**The input**
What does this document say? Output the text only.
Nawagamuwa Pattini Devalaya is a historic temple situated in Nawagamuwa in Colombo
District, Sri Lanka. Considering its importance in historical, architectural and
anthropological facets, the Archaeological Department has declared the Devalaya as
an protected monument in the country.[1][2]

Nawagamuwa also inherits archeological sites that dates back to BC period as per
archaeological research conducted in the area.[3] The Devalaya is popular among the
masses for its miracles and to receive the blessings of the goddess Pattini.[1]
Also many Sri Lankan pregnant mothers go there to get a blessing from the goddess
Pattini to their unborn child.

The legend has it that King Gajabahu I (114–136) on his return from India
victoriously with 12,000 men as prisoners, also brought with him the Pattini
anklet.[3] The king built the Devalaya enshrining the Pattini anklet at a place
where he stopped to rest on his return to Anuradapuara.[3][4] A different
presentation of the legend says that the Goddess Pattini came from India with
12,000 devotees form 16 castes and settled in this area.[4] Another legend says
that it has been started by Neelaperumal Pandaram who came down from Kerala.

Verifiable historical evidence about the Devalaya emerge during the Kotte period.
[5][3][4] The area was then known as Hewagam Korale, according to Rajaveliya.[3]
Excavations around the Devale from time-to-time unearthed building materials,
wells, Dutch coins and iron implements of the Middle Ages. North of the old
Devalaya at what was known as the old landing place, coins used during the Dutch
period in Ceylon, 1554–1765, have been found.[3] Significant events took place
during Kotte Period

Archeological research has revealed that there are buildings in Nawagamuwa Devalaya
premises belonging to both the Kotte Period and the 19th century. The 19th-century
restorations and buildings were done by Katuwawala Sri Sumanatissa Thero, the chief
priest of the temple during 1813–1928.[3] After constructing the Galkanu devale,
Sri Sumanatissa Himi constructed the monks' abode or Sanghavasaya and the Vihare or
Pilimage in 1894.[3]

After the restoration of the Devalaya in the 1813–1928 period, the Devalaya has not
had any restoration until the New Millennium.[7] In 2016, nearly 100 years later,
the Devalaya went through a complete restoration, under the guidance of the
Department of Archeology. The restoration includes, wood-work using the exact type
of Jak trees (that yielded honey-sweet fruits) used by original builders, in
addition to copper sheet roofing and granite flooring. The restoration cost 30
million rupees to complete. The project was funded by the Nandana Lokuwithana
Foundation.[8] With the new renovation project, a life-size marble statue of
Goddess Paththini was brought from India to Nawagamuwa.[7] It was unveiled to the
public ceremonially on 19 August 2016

**Brief**
Locate the word "return" in the records and collect each line it appears in.

**Complete response**
The legend has it that King Gajabahu I (114–136) on his return from India
where he stopped to rest on his return to Anuradapuara.[3][4] A different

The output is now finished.